▶ **The records**
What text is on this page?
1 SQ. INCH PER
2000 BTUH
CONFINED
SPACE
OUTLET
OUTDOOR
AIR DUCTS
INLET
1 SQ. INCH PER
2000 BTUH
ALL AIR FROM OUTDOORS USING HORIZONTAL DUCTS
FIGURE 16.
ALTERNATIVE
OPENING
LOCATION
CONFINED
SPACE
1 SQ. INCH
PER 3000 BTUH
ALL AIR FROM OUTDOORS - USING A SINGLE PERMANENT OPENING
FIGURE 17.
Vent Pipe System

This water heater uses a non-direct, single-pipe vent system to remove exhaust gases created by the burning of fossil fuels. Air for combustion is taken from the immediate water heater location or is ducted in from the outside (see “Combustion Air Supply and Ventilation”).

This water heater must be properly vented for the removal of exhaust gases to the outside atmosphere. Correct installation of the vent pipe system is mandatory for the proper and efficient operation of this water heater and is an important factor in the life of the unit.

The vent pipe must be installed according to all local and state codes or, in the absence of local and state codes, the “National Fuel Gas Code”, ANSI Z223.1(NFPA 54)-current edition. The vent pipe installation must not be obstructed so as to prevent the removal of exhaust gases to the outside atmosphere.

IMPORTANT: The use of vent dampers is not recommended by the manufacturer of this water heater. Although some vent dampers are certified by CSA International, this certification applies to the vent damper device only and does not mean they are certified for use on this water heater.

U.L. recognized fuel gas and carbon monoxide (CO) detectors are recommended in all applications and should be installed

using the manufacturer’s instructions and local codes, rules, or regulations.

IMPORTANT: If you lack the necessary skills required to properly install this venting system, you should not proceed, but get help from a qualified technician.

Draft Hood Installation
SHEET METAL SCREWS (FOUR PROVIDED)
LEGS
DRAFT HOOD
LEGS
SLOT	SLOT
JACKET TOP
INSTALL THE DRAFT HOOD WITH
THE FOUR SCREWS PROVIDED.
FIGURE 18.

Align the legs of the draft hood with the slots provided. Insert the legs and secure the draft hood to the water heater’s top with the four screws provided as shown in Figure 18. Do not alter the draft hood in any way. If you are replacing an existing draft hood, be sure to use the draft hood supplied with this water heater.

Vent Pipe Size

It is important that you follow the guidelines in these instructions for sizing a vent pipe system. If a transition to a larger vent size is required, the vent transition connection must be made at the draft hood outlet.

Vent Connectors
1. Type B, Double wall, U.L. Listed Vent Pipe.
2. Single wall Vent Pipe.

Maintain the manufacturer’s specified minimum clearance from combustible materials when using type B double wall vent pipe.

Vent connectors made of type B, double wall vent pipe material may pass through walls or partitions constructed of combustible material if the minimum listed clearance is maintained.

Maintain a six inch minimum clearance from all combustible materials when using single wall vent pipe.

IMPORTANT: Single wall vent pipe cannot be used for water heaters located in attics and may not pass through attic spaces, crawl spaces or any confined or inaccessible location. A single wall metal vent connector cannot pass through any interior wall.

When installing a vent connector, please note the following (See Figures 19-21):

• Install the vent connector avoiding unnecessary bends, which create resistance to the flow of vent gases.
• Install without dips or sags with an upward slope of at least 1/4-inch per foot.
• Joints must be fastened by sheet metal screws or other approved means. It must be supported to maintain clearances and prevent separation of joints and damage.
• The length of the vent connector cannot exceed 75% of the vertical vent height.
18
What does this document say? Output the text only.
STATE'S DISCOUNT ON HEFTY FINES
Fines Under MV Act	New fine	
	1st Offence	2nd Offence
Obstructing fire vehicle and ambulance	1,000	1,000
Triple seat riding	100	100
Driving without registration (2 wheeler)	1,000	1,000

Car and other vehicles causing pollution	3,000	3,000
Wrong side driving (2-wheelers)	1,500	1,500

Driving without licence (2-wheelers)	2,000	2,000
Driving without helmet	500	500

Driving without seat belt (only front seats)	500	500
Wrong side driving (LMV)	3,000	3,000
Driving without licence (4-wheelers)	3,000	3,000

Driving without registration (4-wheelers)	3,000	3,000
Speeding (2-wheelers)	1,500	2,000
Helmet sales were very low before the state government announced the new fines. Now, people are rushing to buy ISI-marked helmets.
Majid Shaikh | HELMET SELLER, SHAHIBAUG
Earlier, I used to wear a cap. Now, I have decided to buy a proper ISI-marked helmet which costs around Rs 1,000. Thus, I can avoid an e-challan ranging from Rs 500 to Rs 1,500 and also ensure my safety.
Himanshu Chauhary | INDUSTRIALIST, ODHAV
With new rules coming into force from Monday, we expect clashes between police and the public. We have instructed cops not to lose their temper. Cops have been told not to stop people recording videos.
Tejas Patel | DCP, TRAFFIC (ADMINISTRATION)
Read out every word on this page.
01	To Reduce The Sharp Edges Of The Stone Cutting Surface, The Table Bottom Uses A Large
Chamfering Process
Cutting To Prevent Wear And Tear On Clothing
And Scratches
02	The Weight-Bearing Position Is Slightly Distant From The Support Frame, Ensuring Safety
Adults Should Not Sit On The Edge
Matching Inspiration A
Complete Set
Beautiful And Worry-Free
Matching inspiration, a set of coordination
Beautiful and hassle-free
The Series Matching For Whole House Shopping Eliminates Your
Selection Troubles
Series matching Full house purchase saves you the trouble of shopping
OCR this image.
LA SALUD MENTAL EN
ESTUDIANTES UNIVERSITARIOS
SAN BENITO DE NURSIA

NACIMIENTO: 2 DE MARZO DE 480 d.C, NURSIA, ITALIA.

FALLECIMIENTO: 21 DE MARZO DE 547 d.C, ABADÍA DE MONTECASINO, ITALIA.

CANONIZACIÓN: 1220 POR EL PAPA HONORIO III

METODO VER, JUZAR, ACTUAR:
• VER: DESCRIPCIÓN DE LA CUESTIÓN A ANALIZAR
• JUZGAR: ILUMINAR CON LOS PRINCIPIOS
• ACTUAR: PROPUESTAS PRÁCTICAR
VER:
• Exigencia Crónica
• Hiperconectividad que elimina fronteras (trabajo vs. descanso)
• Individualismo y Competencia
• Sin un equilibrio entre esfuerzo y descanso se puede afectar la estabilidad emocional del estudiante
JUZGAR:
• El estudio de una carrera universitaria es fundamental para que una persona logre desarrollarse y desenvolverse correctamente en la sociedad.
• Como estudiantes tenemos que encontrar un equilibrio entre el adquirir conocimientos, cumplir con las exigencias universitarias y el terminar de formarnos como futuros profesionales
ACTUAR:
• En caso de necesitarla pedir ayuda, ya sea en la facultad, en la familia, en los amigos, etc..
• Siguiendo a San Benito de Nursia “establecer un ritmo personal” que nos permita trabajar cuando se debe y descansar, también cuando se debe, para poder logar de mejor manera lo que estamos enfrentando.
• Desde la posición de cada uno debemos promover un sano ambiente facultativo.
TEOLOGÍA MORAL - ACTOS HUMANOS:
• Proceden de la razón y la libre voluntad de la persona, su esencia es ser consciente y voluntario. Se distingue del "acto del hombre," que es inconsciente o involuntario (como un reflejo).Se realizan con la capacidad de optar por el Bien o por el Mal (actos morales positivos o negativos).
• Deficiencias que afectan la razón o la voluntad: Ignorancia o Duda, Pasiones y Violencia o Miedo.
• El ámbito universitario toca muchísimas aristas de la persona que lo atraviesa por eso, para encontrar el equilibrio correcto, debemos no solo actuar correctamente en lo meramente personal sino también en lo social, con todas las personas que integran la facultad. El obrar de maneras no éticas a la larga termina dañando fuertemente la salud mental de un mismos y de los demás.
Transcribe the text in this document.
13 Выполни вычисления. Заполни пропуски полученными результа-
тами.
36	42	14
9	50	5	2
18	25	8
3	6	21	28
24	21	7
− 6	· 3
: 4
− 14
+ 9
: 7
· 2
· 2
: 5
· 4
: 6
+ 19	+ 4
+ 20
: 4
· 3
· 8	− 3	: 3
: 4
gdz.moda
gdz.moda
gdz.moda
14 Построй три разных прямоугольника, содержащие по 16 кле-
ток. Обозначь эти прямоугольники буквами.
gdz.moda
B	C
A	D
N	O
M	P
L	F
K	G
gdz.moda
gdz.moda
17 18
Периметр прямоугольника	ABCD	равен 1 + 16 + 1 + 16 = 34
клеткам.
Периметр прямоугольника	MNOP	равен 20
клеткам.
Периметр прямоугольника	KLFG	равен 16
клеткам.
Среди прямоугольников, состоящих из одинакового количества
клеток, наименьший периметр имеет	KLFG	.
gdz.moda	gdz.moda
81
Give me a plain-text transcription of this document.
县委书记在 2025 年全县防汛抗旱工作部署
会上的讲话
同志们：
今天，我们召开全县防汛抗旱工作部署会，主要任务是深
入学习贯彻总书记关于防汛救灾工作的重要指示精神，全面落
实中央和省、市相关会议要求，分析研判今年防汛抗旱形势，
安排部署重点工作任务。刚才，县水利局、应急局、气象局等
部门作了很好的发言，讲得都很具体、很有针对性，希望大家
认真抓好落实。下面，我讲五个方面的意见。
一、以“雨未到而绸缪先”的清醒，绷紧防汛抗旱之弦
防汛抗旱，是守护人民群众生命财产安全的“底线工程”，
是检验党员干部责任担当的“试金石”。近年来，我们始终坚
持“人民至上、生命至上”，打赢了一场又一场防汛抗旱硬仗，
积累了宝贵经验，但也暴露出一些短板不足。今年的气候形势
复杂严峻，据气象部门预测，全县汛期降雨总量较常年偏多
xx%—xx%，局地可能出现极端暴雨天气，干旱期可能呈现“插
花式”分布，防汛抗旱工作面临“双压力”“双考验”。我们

▶ **Task goal**
Return solely the number of lines in the data that include the word "removal".

▶ **Response for this exercise**
2